# Given data
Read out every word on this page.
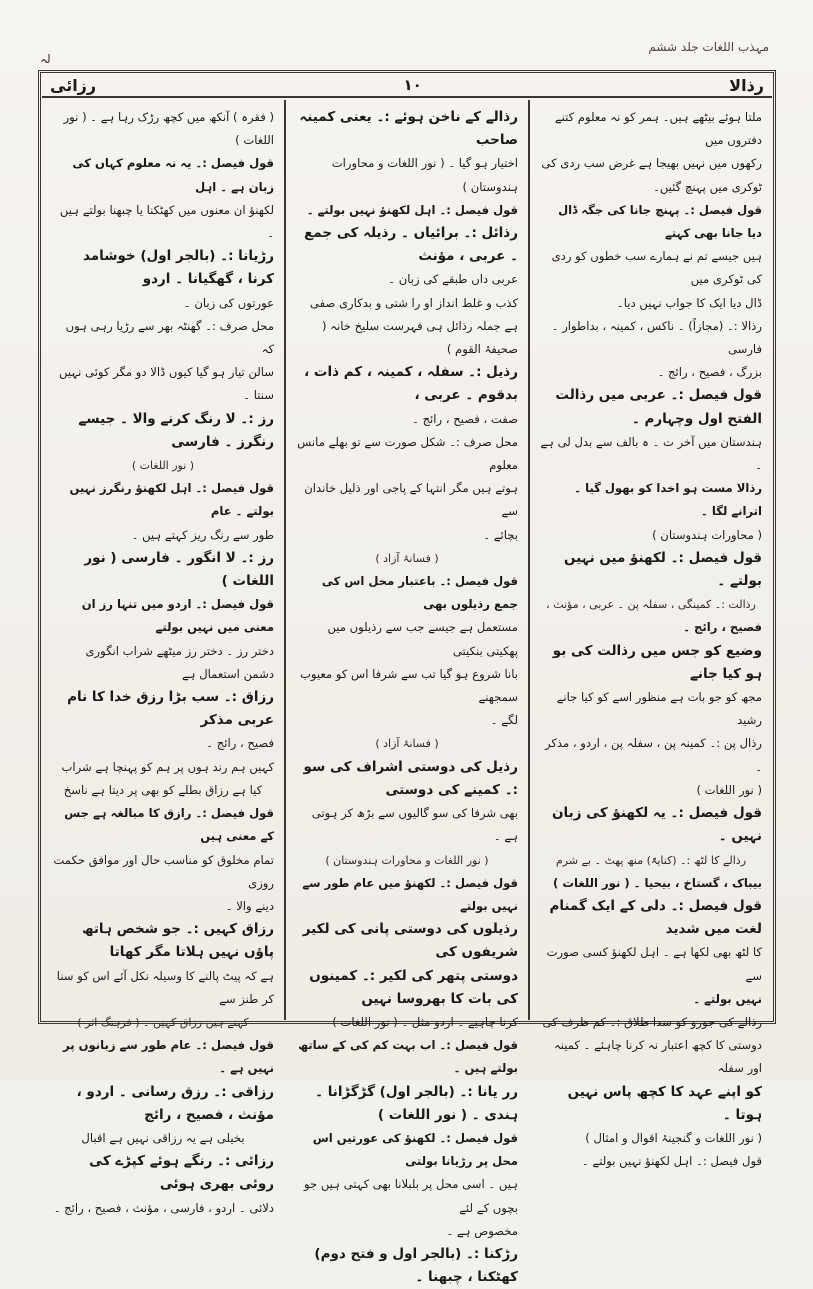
مہذب اللغات جلد ششم
لہ
رذالا
۱۰
رزائی

ملتا ہوئے بیٹھے ہیں۔ ہمر کو نہ معلوم کتنے دفتروں میں

رکھوں میں نہیں بھیجا ہے غرض سب ردی کی ٹوکری میں پہنچ گئیں۔

قول فیصل :۔ پہنچ جانا کی جگہ ڈال دیا جانا بھی کہتے

ہیں جیسے تم نے ہمارے سب خطوں کو ردی کی ٹوکری میں

ڈال دیا ایک کا جواب نہیں دیا۔

رذالا :۔ (مجازاً) ۔ ناکس ، کمینہ ، بداطوار ۔ فارسی

بزرگ ، فصیح ، رائج ۔

قول فیصل :۔ عربی میں رذالت الفتح اول وچہارم ۔

ہندستان میں آخر ت ۔ ہ بالف سے بدل لی ہے ۔

رذالا مست ہو اخدا کو بھول گیا ۔ اترانے لگا ۔

( محاورات ہندوستان )

قول فیصل :۔ لکھنؤ میں نہیں بولتے ۔

رذالت :۔ کمینگی ، سفلہ پن ۔ عربی ، مؤنث ،

فصیح ، رائج ۔

وضیع کو جس میں رذالت کی بو ہو کیا جانے

مجھ کو جو بات ہے منظور اسے کو کیا جانے رشید

رذال پن :۔ کمینہ پن ، سفلہ پن ، اردو ، مذکر ۔

( نور اللغات )

قول فیصل :۔ یہ لکھنؤ کی زبان نہیں ۔

رذالے کا لٹھ :۔ (کنایۃً) منھ پھٹ ۔ بے شرم

بیباک ، گستاخ ، بیحیا ۔ ( نور اللغات )

قول فیصل :۔ دلی کے ایک گمنام لغت میں شدید

کا لٹھ بھی لکھا ہے ۔ اہل لکھنؤ کسی صورت سے

نہیں بولتے ۔

رذالے کی جورو کو سدا طلاق :۔ کم ظرف کی

دوستی کا کچھ اعتبار نہ کرنا چاہئے ۔ کمینہ اور سفلہ

کو اپنے عہد کا کچھ پاس نہیں ہوتا ۔

( نور اللغات و گنجینۂ اقوال و امثال )

قول فیصل :۔ اہل لکھنؤ نہیں بولتے ۔

رذالے کے ناخن ہوئے :۔ یعنی کمینہ صاحب

اختیار ہو گیا ۔ ( نور اللغات و محاورات ہندوستان )

قول فیصل :۔ اہل لکھنؤ نہیں بولتے ۔

رذائل :۔ برائیاں ۔ رذیلہ کی جمع ۔ عربی ، مؤنث

عربی داں طبقے کی زبان ۔

کذب و غلط انداز او را شتی و بدکاری صفی

ہے جملہ رذائل ہی فہرست سلیخ خانہ ( صحیفۂ القوم )

رذیل :۔ سفلہ ، کمینہ ، کم ذات ، بدقوم ۔ عربی ،

صفت ، فصیح ، رائج ۔

محل صرف :۔ شکل صورت سے تو بھلے مانس معلوم

ہوتے ہیں مگر انتہا کے پاجی اور ذلیل خاندان سے

بچائے ۔

( فسانۂ آزاد )

قول فیصل :۔ باعتبار محل اس کی جمع رذیلوں بھی

مستعمل ہے جیسے جب سے رذیلوں میں پھکیتی بنکیتی

بانا شروع ہو گیا تب سے شرفا اس کو معیوب سمجھنے

لگے ۔

( فسانۂ آزاد )

رذیل کی دوستی اشراف کی سو :۔ کمینے کی دوستی

بھی شرفا کی سو گالیوں سے بڑھ کر ہوتی ہے ۔

( نور اللغات و محاورات ہندوستان )

قول فیصل :۔ لکھنؤ میں عام طور سے نہیں بولتے

رذیلوں کی دوستی پانی کی لکیر شریفوں کی

دوستی پتھر کی لکیر :۔ کمینوں کی بات کا بھروسا نہیں

کرنا چاہیے ۔ اردو مثل ۔ ( نور اللغات )

قول فیصل :۔ اب بہت کم کی کے ساتھ بولتے ہیں ۔

رر یانا :۔ (بالجر اول) گڑگڑانا ۔ ہندی ۔ ( نور اللغات )

قول فیصل :۔ لکھنؤ کی عورتیں اس محل پر رڑیانا بولتی

ہیں ۔ اسی محل پر بلبلانا بھی کہتی ہیں جو بچوں کے لئے

مخصوص ہے ۔

رڑکنا :۔ (بالجر اول و فتح دوم) کھٹکنا ، چبھنا ۔

( فقرہ ) آنکھ میں کچھ رڑک رہا ہے ۔ ( نور اللغات )

قول فیصل :۔ یہ نہ معلوم کہاں کی زبان ہے ۔ اہل

لکھنؤ ان معنوں میں کھٹکنا یا چبھنا بولتے ہیں ۔

رڑیانا :۔ (بالجر اول) خوشامد کرنا ، گھگیانا ۔ اردو

عورتوں کی زبان ۔

محل صرف :۔ گھنٹہ بھر سے رڑیا رہی ہوں کہ

سالن تیار ہو گیا کیوں ڈالا دو مگر کوئی نہیں سنتا ۔

رز :۔ لا رنگ کرنے والا ۔ جیسے رنگرز ۔ فارسی

( نور اللغات )

قول فیصل :۔ اہل لکھنؤ رنگرز نہیں بولتے ۔ عام

طور سے رنگ ریز کہتے ہیں ۔

رز :۔ لا انگور ۔ فارسی ( نور اللغات )

قول فیصل :۔ اردو میں تنہا رز ان معنی میں نہیں بولتے

دختر رز ۔ دختر رز میٹھے شراب انگوری دشمن استعمال ہے

رزاق :۔ سب بڑا رزق خدا کا نام عربی مذکر

فصیح ، رائج ۔

کہیں ہم رند ہوں پر ہم کو پہنچا ہے شراب

کیا ہے رزاق بطلے کو بھی پر دیتا ہے ناسخ

قول فیصل :۔ رازق کا مبالغہ ہے جس کے معنی ہیں

تمام مخلوق کو مناسب حال اور موافق حکمت روزی

دینے والا ۔

رزاق کہیں :۔ جو شخص ہاتھ پاؤں نہیں ہلاتا مگر کھاتا

ہے کہ پیٹ پالنے کا وسیلہ نکل آئے اس کو سنا کر طنز سے

کہتے ہیں رزاق کہیں ۔ ( فرہنگ اثر )

قول فیصل :۔ عام طور سے زبانوں پر نہیں ہے ۔

رزاقی :۔ رزق رسانی ۔ اردو ، مؤنث ، فصیح ، رائج

بخیلی ہے یہ رزاقی نہیں ہے اقبال

رزائی :۔ رنگے ہوئے کپڑے کی روئی بھری ہوئی

دلائی ۔ اردو ، فارسی ، مؤنث ، فصیح ، رائج ۔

# Set exercise
Show every line of the listing in which the string "مؤنث" can be found.

# Complete output
رذالت :۔ کمینگی ، سفلہ پن ۔ عربی ، مؤنث ،
رذائل :۔ برائیاں ۔ رذیلہ کی جمع ۔ عربی ، مؤنث
رزاقی :۔ رزق رسانی ۔ اردو ، مؤنث ، فصیح ، رائج
دلائی ۔ اردو ، فارسی ، مؤنث ، فصیح ، رائج ۔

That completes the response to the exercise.